■ TASK TO COMPLETE:
Return each line that holds the word "concerns".

■ RECORD EXCERPTS:
==================================================

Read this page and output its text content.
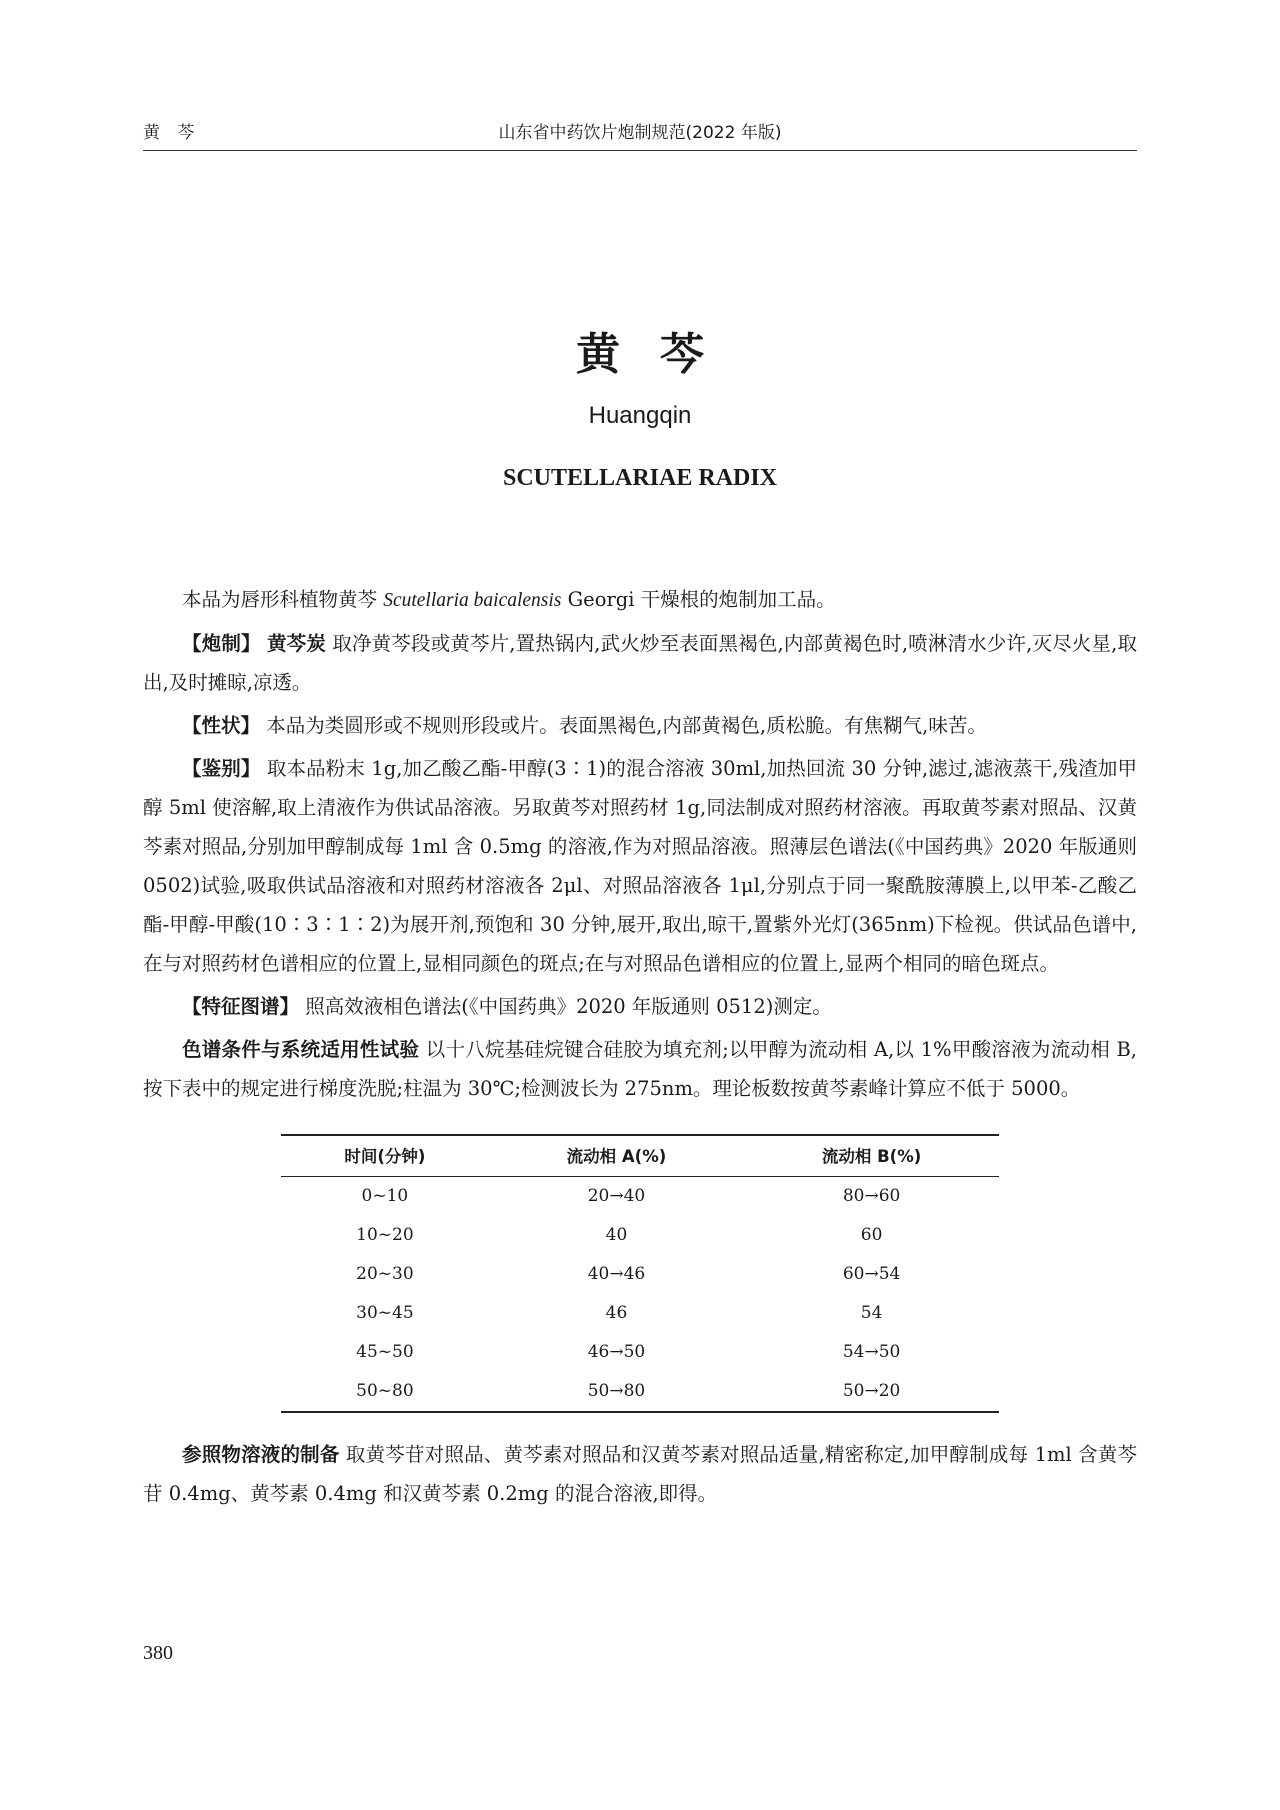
黄 芩	山东省中药饮片炮制规范(2022 年版)
黄芩
Huangqin
SCUTELLARIAE RADIX

本品为唇形科植物黄芩 Scutellaria baicalensis Georgi 干燥根的炮制加工品。

【炮制】 黄芩炭 取净黄芩段或黄芩片,置热锅内,武火炒至表面黑褐色,内部黄褐色时,喷淋清水少许,灭尽火星,取出,及时摊晾,凉透。

【性状】 本品为类圆形或不规则形段或片。表面黑褐色,内部黄褐色,质松脆。有焦糊气,味苦。

【鉴别】 取本品粉末 1g,加乙酸乙酯-甲醇(3∶1)的混合溶液 30ml,加热回流 30 分钟,滤过,滤液蒸干,残渣加甲醇 5ml 使溶解,取上清液作为供试品溶液。另取黄芩对照药材 1g,同法制成对照药材溶液。再取黄芩素对照品、汉黄芩素对照品,分别加甲醇制成每 1ml 含 0.5mg 的溶液,作为对照品溶液。照薄层色谱法(《中国药典》2020 年版通则 0502)试验,吸取供试品溶液和对照药材溶液各 2μl、对照品溶液各 1μl,分别点于同一聚酰胺薄膜上,以甲苯-乙酸乙酯-甲醇-甲酸(10∶3∶1∶2)为展开剂,预饱和 30 分钟,展开,取出,晾干,置紫外光灯(365nm)下检视。供试品色谱中,在与对照药材色谱相应的位置上,显相同颜色的斑点;在与对照品色谱相应的位置上,显两个相同的暗色斑点。

【特征图谱】 照高效液相色谱法(《中国药典》2020 年版通则 0512)测定。

色谱条件与系统适用性试验 以十八烷基硅烷键合硅胶为填充剂;以甲醇为流动相 A,以 1%甲酸溶液为流动相 B,按下表中的规定进行梯度洗脱;柱温为 30℃;检测波长为 275nm。理论板数按黄芩素峰计算应不低于 5000。

时间(分钟)	流动相 A(%)	流动相 B(%)
0~10	20→40	80→60
10~20	40	60
20~30	40→46	60→54
30~45	46	54
45~50	46→50	54→50
50~80	50→80	50→20

参照物溶液的制备 取黄芩苷对照品、黄芩素对照品和汉黄芩素对照品适量,精密称定,加甲醇制成每 1ml 含黄芩苷 0.4mg、黄芩素 0.4mg 和汉黄芩素 0.2mg 的混合溶液,即得。

380
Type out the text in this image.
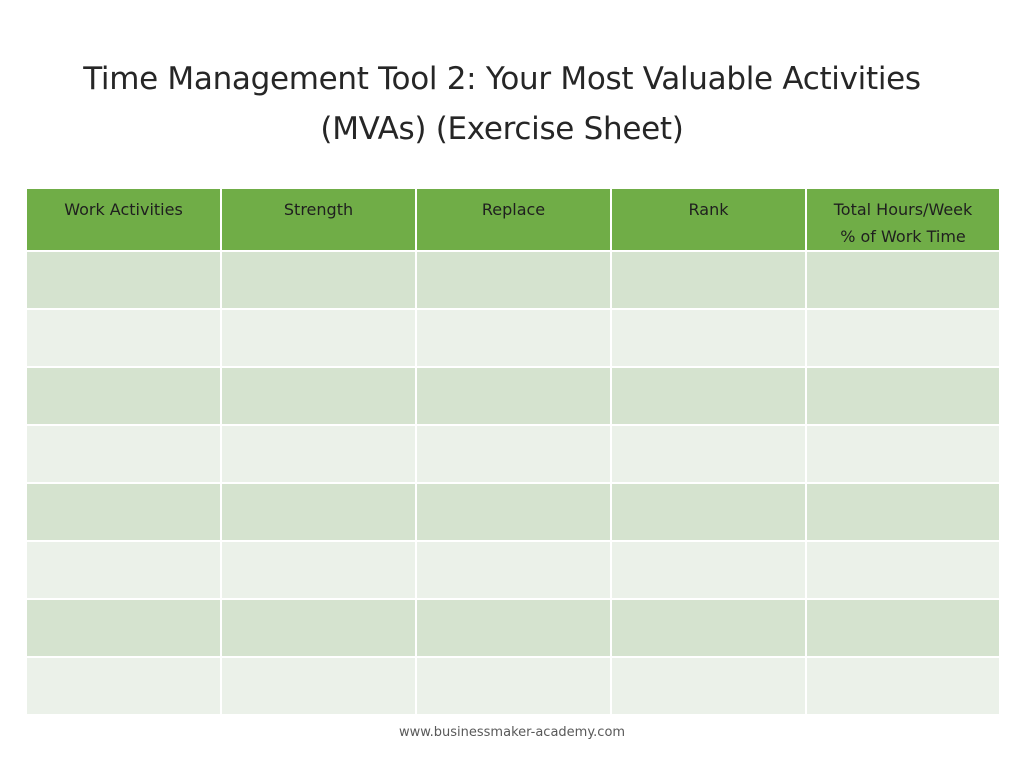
Time Management Tool 2: Your Most Valuable Activities
(MVAs) (Exercise Sheet)
Work Activities	Strength	Replace	Rank	Total Hours/Week
% of Work Time

www.businessmaker-academy.com
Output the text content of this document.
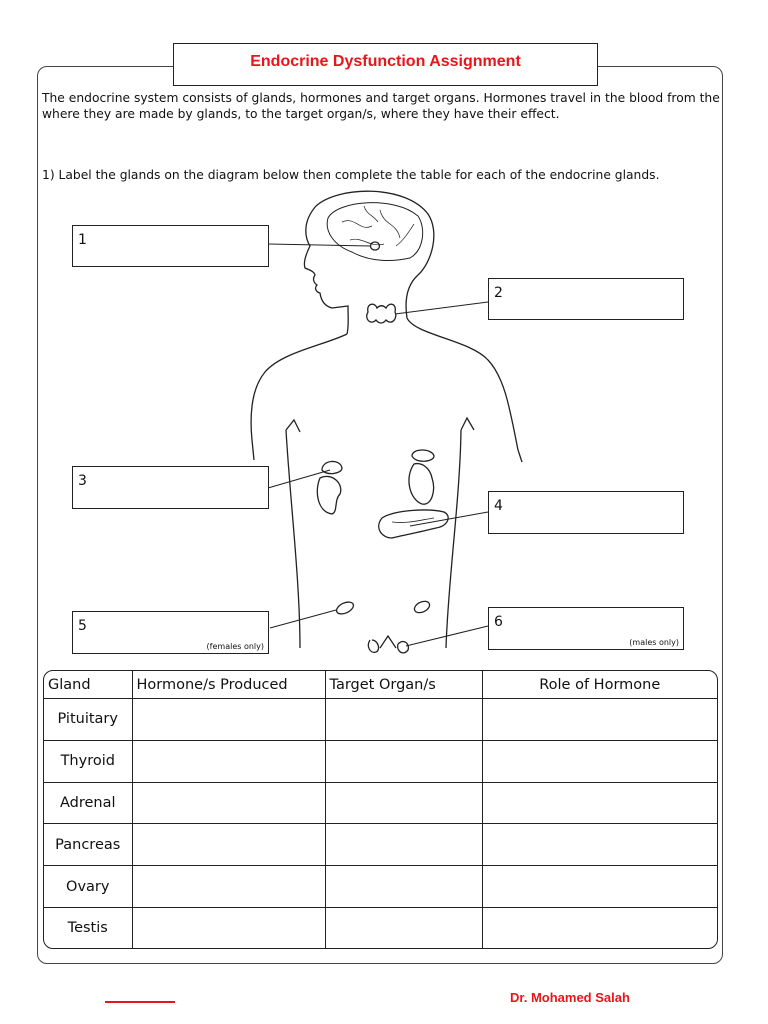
Endocrine Dysfunction Assignment

The endocrine system consists of glands, hormones and target organs. Hormones travel in the blood from the where they are made by glands, to the target organ/s, where they have their effect.

1) Label the glands on the diagram below then complete the table for each of the endocrine glands.

1
2
3
4
5
(females only)
6
(males only)
Gland	Hormone/s Produced	Target Organ/s	Role of Hormone
Pituitary			
Thyroid			
Adrenal			
Pancreas			
Ovary			
Testis			
Dr. Mohamed Salah
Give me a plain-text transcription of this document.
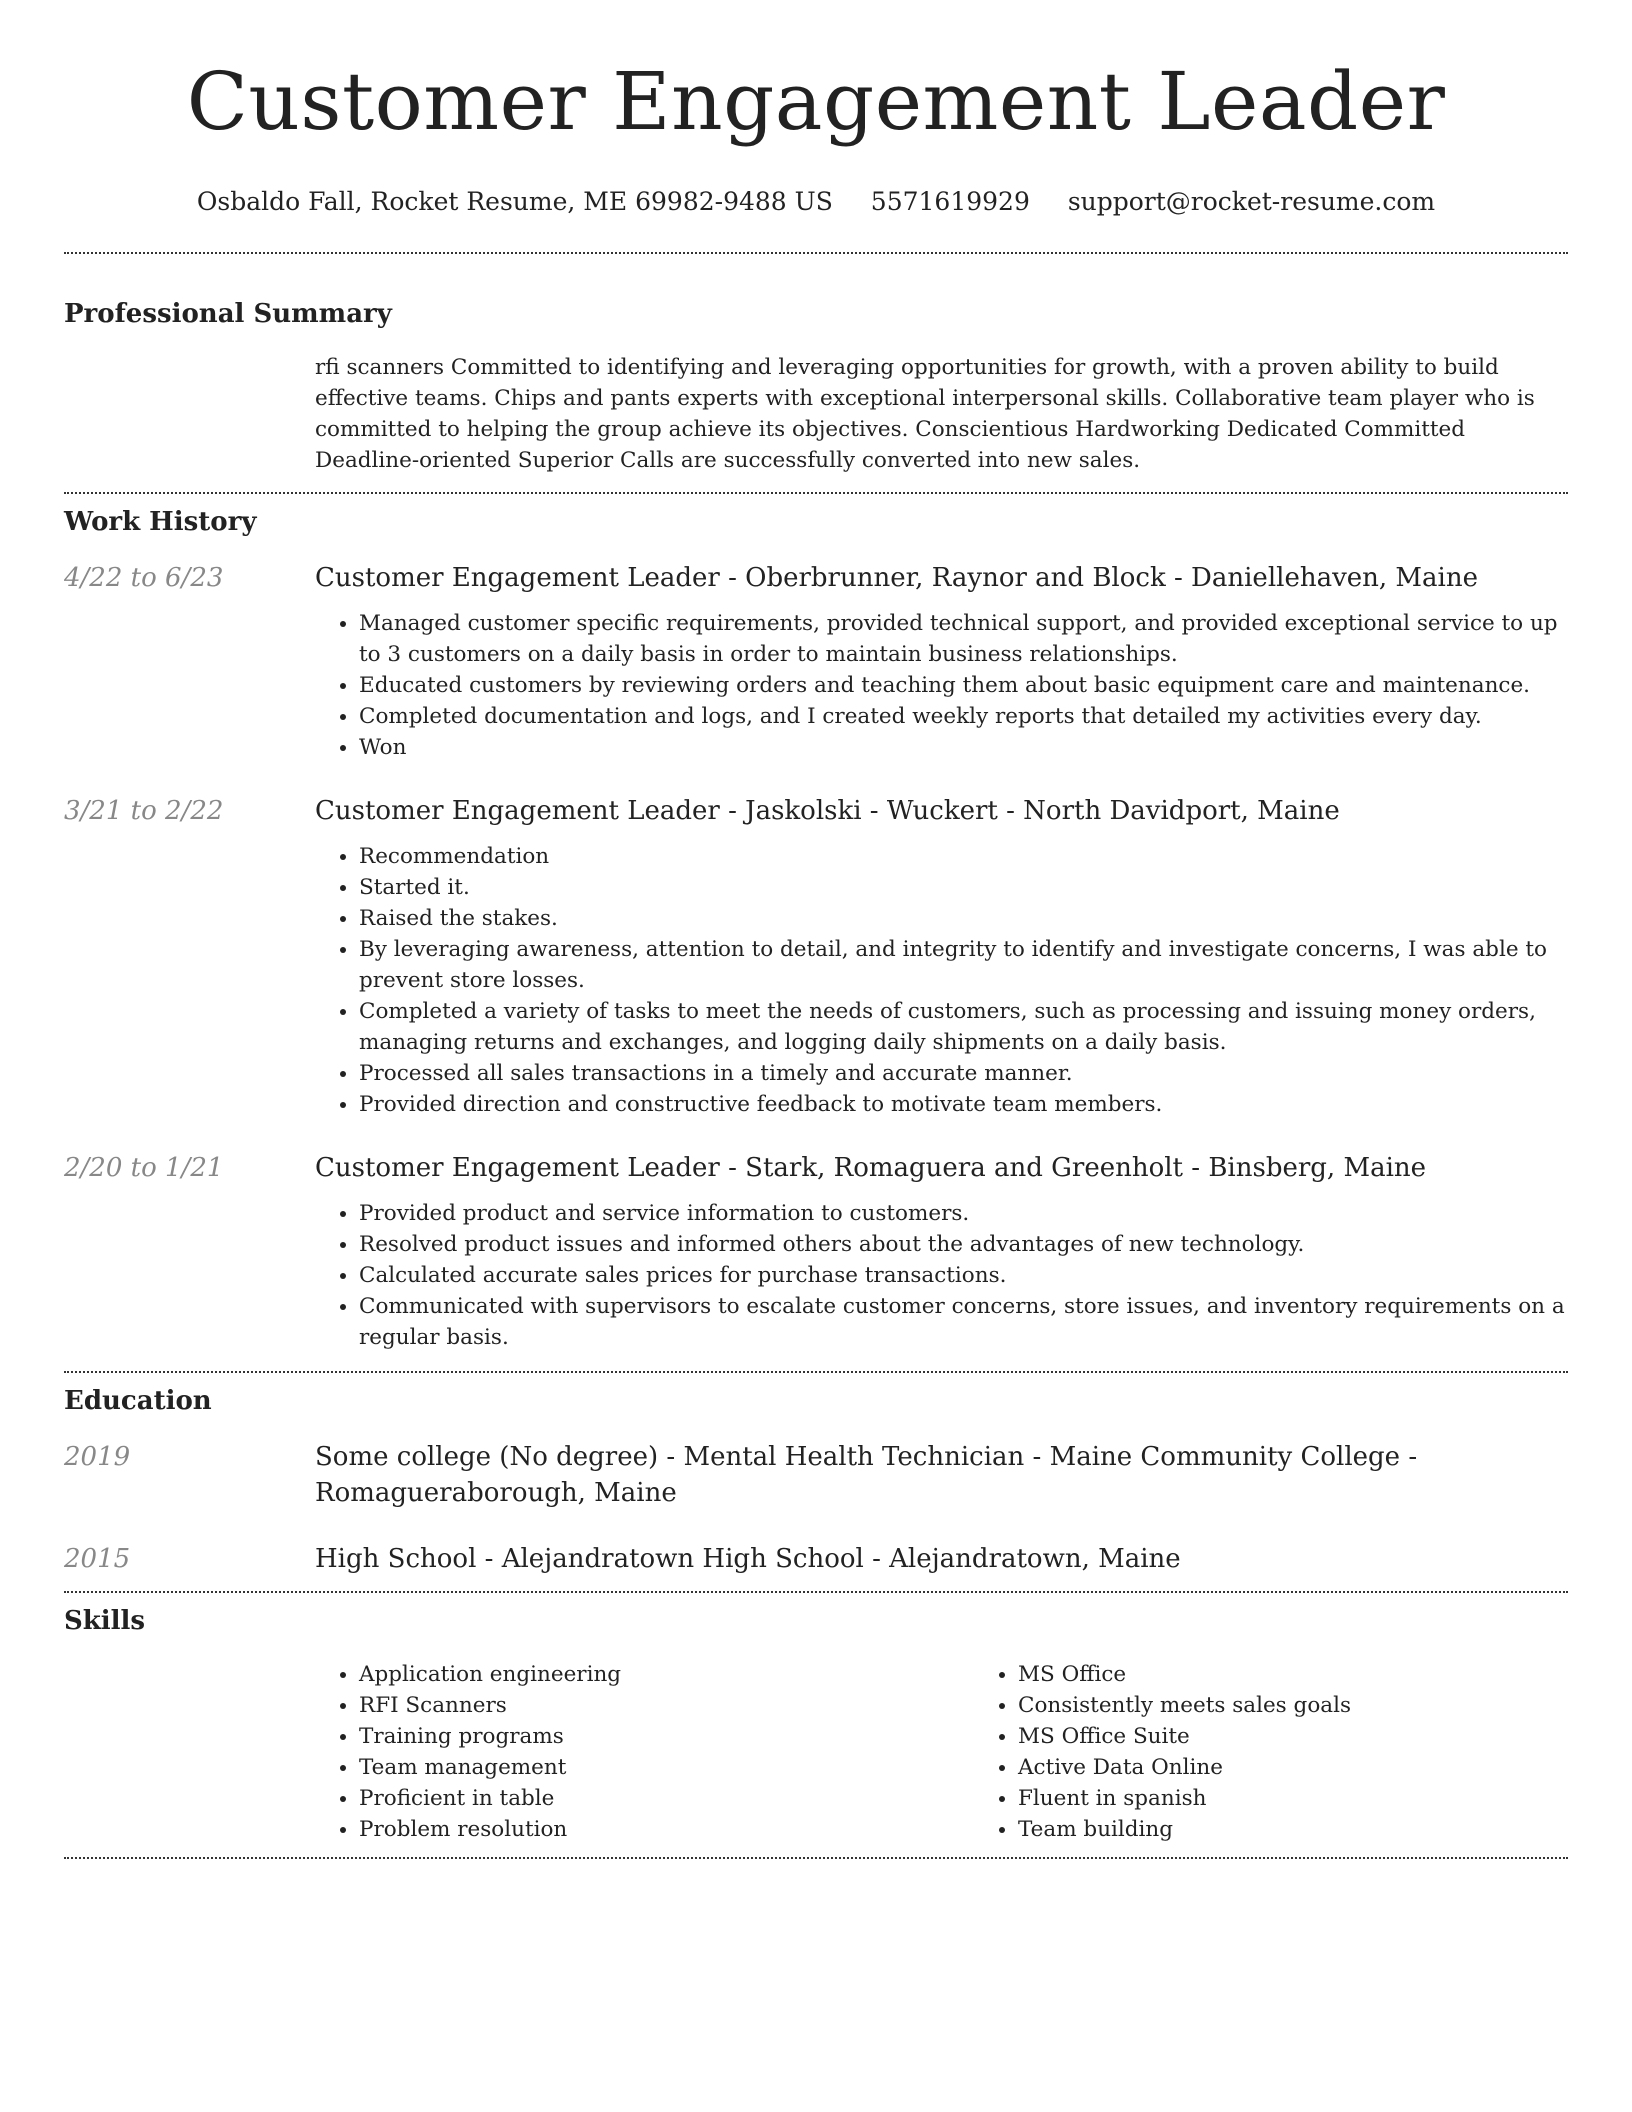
Customer Engagement Leader
Osbaldo Fall, Rocket Resume, ME 69982-9488 US 5571619929 support@rocket-resume.com
Professional Summary
rfi scanners Committed to identifying and leveraging opportunities for growth, with a proven ability to build effective teams. Chips and pants experts with exceptional interpersonal skills. Collaborative team player who is committed to helping the group achieve its objectives. Conscientious Hardworking Dedicated Committed Deadline-oriented Superior Calls are successfully converted into new sales.
Work History
4/22 to 6/23	Customer Engagement Leader - Oberbrunner, Raynor and Block - Daniellehaven, Maine
• Managed customer specific requirements, provided technical support, and provided exceptional service to up to 3 customers on a daily basis in order to maintain business relationships.
• Educated customers by reviewing orders and teaching them about basic equipment care and maintenance.
• Completed documentation and logs, and I created weekly reports that detailed my activities every day.
• Won
3/21 to 2/22	Customer Engagement Leader - Jaskolski - Wuckert - North Davidport, Maine
• Recommendation
• Started it.
• Raised the stakes.
• By leveraging awareness, attention to detail, and integrity to identify and investigate concerns, I was able to prevent store losses.
• Completed a variety of tasks to meet the needs of customers, such as processing and issuing money orders, managing returns and exchanges, and logging daily shipments on a daily basis.
• Processed all sales transactions in a timely and accurate manner.
• Provided direction and constructive feedback to motivate team members.
2/20 to 1/21	Customer Engagement Leader - Stark, Romaguera and Greenholt - Binsberg, Maine
• Provided product and service information to customers.
• Resolved product issues and informed others about the advantages of new technology.
• Calculated accurate sales prices for purchase transactions.
• Communicated with supervisors to escalate customer concerns, store issues, and inventory requirements on a regular basis.
Education
2019	Some college (No degree) - Mental Health Technician - Maine Community College - Romagueraborough, Maine
2015	High School - Alejandratown High School - Alejandratown, Maine
Skills
• Application engineering
• RFI Scanners
• Training programs
• Team management
• Proficient in table
• Problem resolution
• MS Office
• Consistently meets sales goals
• MS Office Suite
• Active Data Online
• Fluent in spanish
• Team building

==================================================

■ SOLUTION TO THIS PROBLEM:
• By leveraging awareness, attention to detail, and integrity to identify and investigate concerns, I was able to prevent store losses.
• Communicated with supervisors to escalate customer concerns, store issues, and inventory requirements on a regular basis.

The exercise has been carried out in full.